» Exercise details: Carry on the excerpts about faith, holiness, and salvation, starting right after the last passage shown.

» Provided text:
/---
With regard to the condition of salvation, it may be remembered that I allow, not only faith, but likewise holiness or universal obedience, to be the ordinary condition of final salvation . . . At what time soever faith is given, holiness commences in the soul. For that instant `the love of God’ (which is the source of holiness) `is shed abroad in the heart’. (A Farther Appeal, 1745, Works, London: 1831, VIII, 68 ff.)
Suffer me to warn you of another silly, unmeaning word: Do not say, ‘I can do nothing’. If so, you know nothing of Christ; then you have no faith: For if you have, if you believe, then you `can do all things through Christ who strengtheneth you’. You can love him and keep his Commandments. (A Blow at the Root, 1762, Works, X, 369)
1. God works in us – therefore man can work. Prevenient grace is accorded to all. 2. God works in you – therefore you must work. You must work together with Him, or He will cease Working. (Working Out Our Own Salvation, 1788, Works, VI, 511 ff.)
\---
» Extracted material:
/---
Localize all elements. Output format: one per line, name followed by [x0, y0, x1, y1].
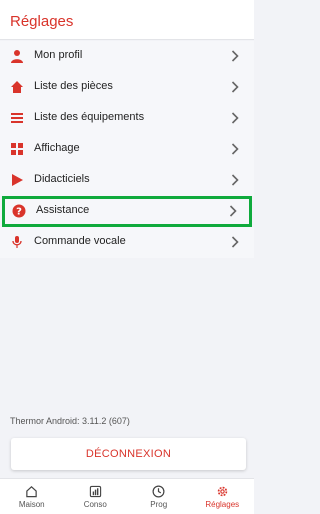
chevron-right-icon: [228, 204, 238, 218]
chevron-right-icon: [230, 173, 240, 187]
menu-item-commande-vocale[interactable]: Commande vocale: [0, 227, 254, 258]
menu-item-liste-des-equipements[interactable]: Liste des équipements: [0, 103, 254, 134]
settings-menu: Mon profil Liste des pièces Liste des éq…: [0, 41, 254, 258]
consumption-icon: [88, 484, 102, 498]
menu-item-mon-profil[interactable]: Mon profil: [0, 41, 254, 72]
microphone-icon: [10, 235, 24, 249]
tab-prog[interactable]: Prog: [127, 479, 191, 514]
clock-icon: [152, 484, 166, 498]
menu-item-assistance[interactable]: ? Assistance: [2, 196, 252, 227]
tab-label: Conso: [83, 500, 107, 509]
chevron-right-icon: [230, 142, 240, 156]
list-icon: [10, 111, 24, 125]
menu-item-label: Commande vocale: [34, 235, 126, 247]
grid-icon: [10, 142, 24, 156]
app-header: Réglages: [0, 0, 254, 40]
tab-label: Maison: [18, 500, 45, 509]
bottom-tab-bar: Maison Conso Prog Réglages: [0, 478, 254, 514]
house-icon: [25, 484, 39, 498]
tab-conso[interactable]: Conso: [64, 479, 128, 514]
menu-item-label: Assistance: [36, 204, 90, 216]
tab-label: Prog: [150, 500, 168, 509]
play-icon: [10, 173, 24, 187]
menu-item-label: Liste des pièces: [34, 80, 113, 92]
menu-item-label: Liste des équipements: [34, 111, 145, 123]
home-icon: [10, 80, 24, 94]
logout-button[interactable]: DÉCONNEXION: [11, 438, 246, 470]
user-icon: [10, 49, 24, 63]
tab-maison[interactable]: Maison: [0, 479, 64, 514]
tab-reglages[interactable]: Réglages: [191, 479, 255, 514]
chevron-right-icon: [230, 111, 240, 125]
menu-item-didacticiels[interactable]: Didacticiels: [0, 165, 254, 196]
menu-item-label: Affichage: [34, 142, 80, 154]
logout-label: DÉCONNEXION: [85, 448, 172, 460]
help-icon: ?: [12, 204, 26, 218]
menu-item-label: Mon profil: [34, 49, 83, 61]
chevron-right-icon: [230, 235, 240, 249]
settings-icon: [215, 484, 229, 498]
menu-item-label: Didacticiels: [34, 173, 90, 185]
menu-item-affichage[interactable]: Affichage: [0, 134, 254, 165]
tab-label: Réglages: [205, 500, 240, 509]
chevron-right-icon: [230, 49, 240, 63]
menu-item-liste-des-pieces[interactable]: Liste des pièces: [0, 72, 254, 103]
page-title: Réglages: [10, 13, 74, 30]
svg-text:?: ?: [16, 207, 22, 218]
app-version-text: Thermor Android: 3.11.2 (607): [10, 416, 130, 426]
chevron-right-icon: [230, 80, 240, 94]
\---
» Output of the task:
Wesley himself claimed to teach nothing but justification by faith. But he was not satisfied, like the pietists before him. with bringing sanctification and justification into the closest possible relation, after the Calvinist formula he was fond of recalling. More penetrating than any of his predecessors, he criticised Luther’s opposition of faith to works as a sophistry. As early as the year 1739, when he started on his new course of action, he denounced what he called Luther’s ‘mania of solifideism’. Luther’s commentary on the epistle to the Galatians, with its unbalanced depreciation of the divine Law, was in his view more likely to be pernicious than beneficial in its results. His reason was that the holiness of Christ should by no means be opposed to the holiness accessible to the Christian, but, rather, be represented as its unique source.
Far from admitting, therefore, that the epistle of St. James deserved to be called an ‘epistle of straw’ [Luther’s phrase], he called it ‘the great antidote Against the poison’ of a justification which required no moral change in the Christian . . .’
Wesley . . . taught more and more clearly that since the great effect of conversion was the regeneration by grace of the human will, the human will ought to work for its own salvation, and make daily progress, otherwise, even if the conversion was real in the beginning, it would become ineffective, through want of perseverance. (Louis Bouyer, The Spirit and Forms of Protestantism, translated by A. V. Littledale, London: Harvill Press, 1956, 221-222)
Note that the opinions date from throughout his long ministry, so it doesn’t look like much changed in any fundamental sense, though I’m sure Wesley’s thought developed.
The first three citations above were retrieved from the book: Wesley and Sanctification, by Harald Lindstrom (Lutheran), Grand Rapids, Michigan: Francis Asbury Press (division of Zondervan), 1980.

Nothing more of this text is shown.